> _Problem to work on_
Whatever appears in the records apart from pictures must be reproduced exactly.

Page text entries:
○ ○ ○ ○

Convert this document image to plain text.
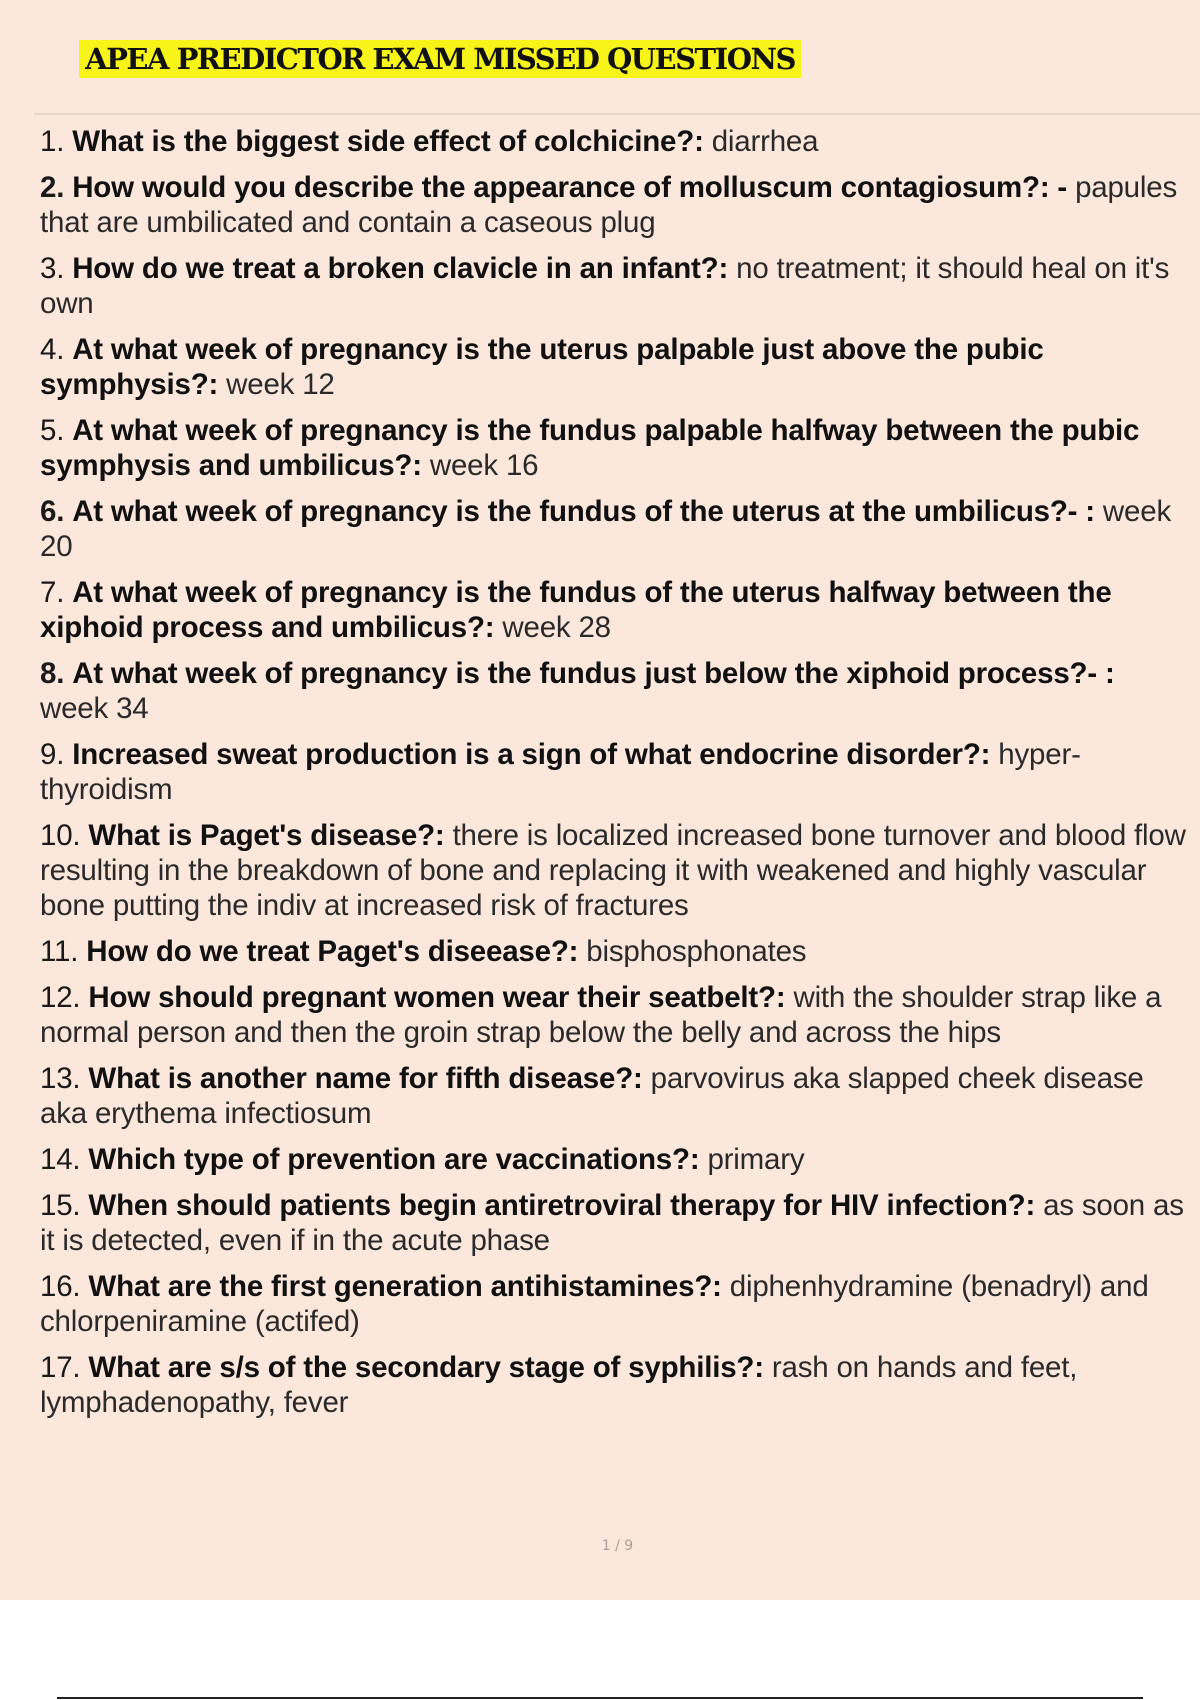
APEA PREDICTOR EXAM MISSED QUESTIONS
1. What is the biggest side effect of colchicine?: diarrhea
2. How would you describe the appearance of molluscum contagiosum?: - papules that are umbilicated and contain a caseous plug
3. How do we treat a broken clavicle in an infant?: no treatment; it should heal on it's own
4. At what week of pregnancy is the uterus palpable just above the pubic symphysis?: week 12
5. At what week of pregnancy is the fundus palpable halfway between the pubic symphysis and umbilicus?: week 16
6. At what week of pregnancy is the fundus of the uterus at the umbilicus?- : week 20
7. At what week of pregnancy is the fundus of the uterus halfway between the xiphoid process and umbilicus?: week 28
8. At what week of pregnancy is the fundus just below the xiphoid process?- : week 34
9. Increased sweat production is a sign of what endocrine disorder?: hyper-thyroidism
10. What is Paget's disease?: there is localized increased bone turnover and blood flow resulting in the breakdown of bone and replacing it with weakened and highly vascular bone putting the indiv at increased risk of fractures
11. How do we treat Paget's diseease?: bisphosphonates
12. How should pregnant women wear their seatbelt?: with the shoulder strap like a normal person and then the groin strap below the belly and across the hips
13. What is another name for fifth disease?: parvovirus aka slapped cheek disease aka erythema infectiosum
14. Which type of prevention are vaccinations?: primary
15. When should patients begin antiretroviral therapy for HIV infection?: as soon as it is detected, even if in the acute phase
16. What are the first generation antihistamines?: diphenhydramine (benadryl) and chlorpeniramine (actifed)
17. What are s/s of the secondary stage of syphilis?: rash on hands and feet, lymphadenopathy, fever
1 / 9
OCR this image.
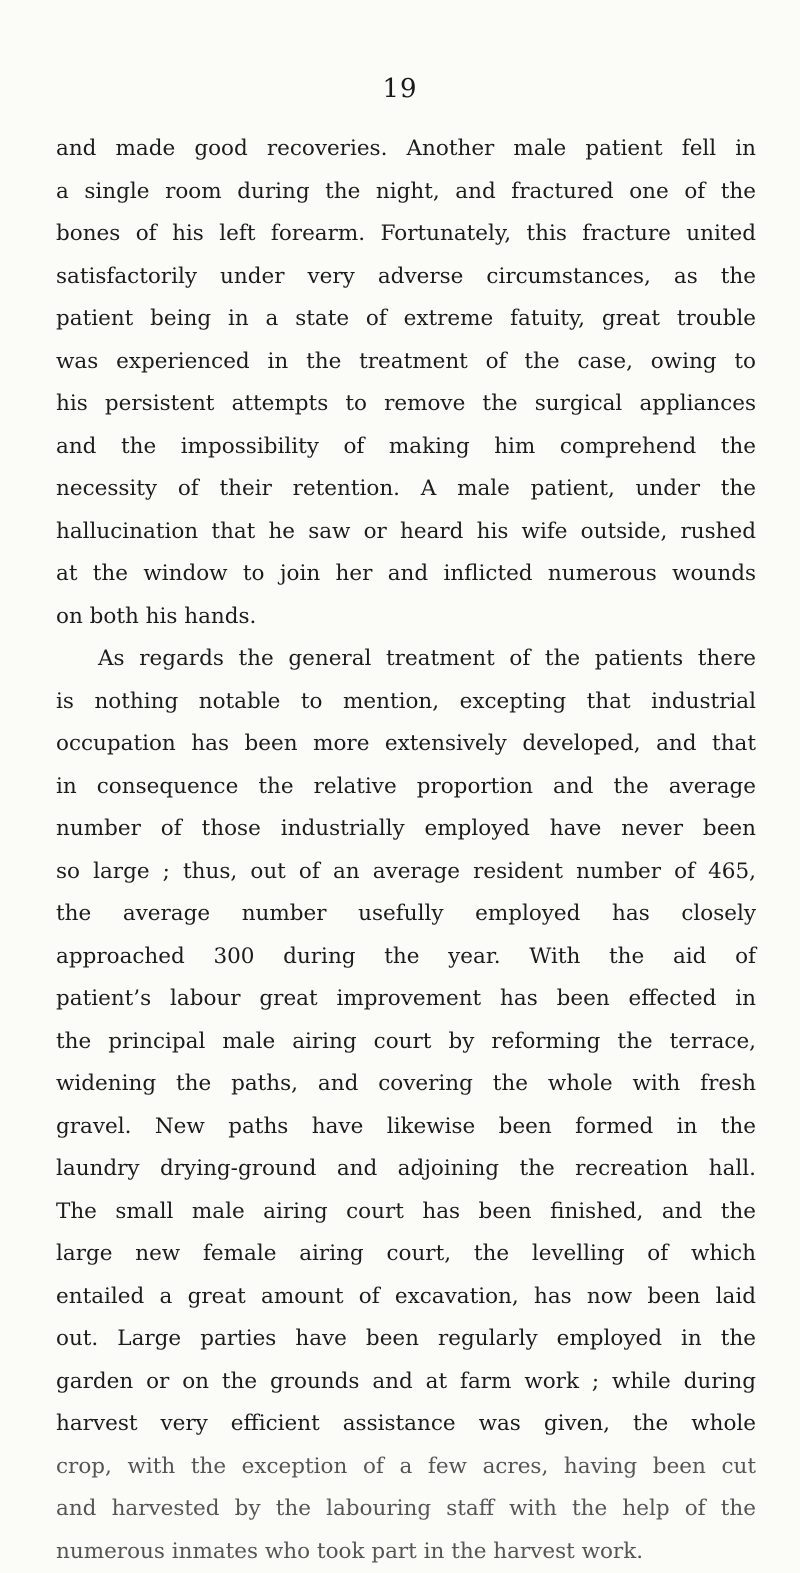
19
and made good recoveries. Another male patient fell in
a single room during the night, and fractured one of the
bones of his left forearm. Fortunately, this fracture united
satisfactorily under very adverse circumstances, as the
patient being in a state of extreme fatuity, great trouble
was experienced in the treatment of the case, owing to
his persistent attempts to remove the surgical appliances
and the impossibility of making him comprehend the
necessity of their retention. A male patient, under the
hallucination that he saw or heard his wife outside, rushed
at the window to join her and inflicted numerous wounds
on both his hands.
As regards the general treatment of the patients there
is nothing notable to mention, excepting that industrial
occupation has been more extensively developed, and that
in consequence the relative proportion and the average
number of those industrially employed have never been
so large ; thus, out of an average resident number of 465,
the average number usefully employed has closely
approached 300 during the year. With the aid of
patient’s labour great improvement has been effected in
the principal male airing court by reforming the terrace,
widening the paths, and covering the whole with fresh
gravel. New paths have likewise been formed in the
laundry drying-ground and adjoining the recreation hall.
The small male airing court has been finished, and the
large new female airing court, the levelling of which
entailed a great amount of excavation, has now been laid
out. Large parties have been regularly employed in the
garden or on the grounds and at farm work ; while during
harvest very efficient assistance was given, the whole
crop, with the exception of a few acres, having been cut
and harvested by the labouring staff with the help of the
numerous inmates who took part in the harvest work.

○ ○ ○ ○

> _Solved exercise_
Convert this document image to plain text.
APEA PREDICTOR EXAM MISSED QUESTIONS
1. What is the biggest side effect of colchicine?: diarrhea
2. How would you describe the appearance of molluscum contagiosum?: - papules that are umbilicated and contain a caseous plug
3. How do we treat a broken clavicle in an infant?: no treatment; it should heal on it's own
4. At what week of pregnancy is the uterus palpable just above the pubic symphysis?: week 12
5. At what week of pregnancy is the fundus palpable halfway between the pubic symphysis and umbilicus?: week 16
6. At what week of pregnancy is the fundus of the uterus at the umbilicus?- : week 20
7. At what week of pregnancy is the fundus of the uterus halfway between the xiphoid process and umbilicus?: week 28
8. At what week of pregnancy is the fundus just below the xiphoid process?- : week 34
9. Increased sweat production is a sign of what endocrine disorder?: hyper-thyroidism
10. What is Paget's disease?: there is localized increased bone turnover and blood flow resulting in the breakdown of bone and replacing it with weakened and highly vascular bone putting the indiv at increased risk of fractures
11. How do we treat Paget's diseease?: bisphosphonates
12. How should pregnant women wear their seatbelt?: with the shoulder strap like a normal person and then the groin strap below the belly and across the hips
13. What is another name for fifth disease?: parvovirus aka slapped cheek disease aka erythema infectiosum
14. Which type of prevention are vaccinations?: primary
15. When should patients begin antiretroviral therapy for HIV infection?: as soon as it is detected, even if in the acute phase
16. What are the first generation antihistamines?: diphenhydramine (benadryl) and chlorpeniramine (actifed)
17. What are s/s of the secondary stage of syphilis?: rash on hands and feet, lymphadenopathy, fever
1 / 9
OCR this image.
19
and made good recoveries. Another male patient fell in
a single room during the night, and fractured one of the
bones of his left forearm. Fortunately, this fracture united
satisfactorily under very adverse circumstances, as the
patient being in a state of extreme fatuity, great trouble
was experienced in the treatment of the case, owing to
his persistent attempts to remove the surgical appliances
and the impossibility of making him comprehend the
necessity of their retention. A male patient, under the
hallucination that he saw or heard his wife outside, rushed
at the window to join her and inflicted numerous wounds
on both his hands.
As regards the general treatment of the patients there
is nothing notable to mention, excepting that industrial
occupation has been more extensively developed, and that
in consequence the relative proportion and the average
number of those industrially employed have never been
so large ; thus, out of an average resident number of 465,
the average number usefully employed has closely
approached 300 during the year. With the aid of
patient’s labour great improvement has been effected in
the principal male airing court by reforming the terrace,
widening the paths, and covering the whole with fresh
gravel. New paths have likewise been formed in the
laundry drying-ground and adjoining the recreation hall.
The small male airing court has been finished, and the
large new female airing court, the levelling of which
entailed a great amount of excavation, has now been laid
out. Large parties have been regularly employed in the
garden or on the grounds and at farm work ; while during
harvest very efficient assistance was given, the whole
crop, with the exception of a few acres, having been cut
and harvested by the labouring staff with the help of the
numerous inmates who took part in the harvest work.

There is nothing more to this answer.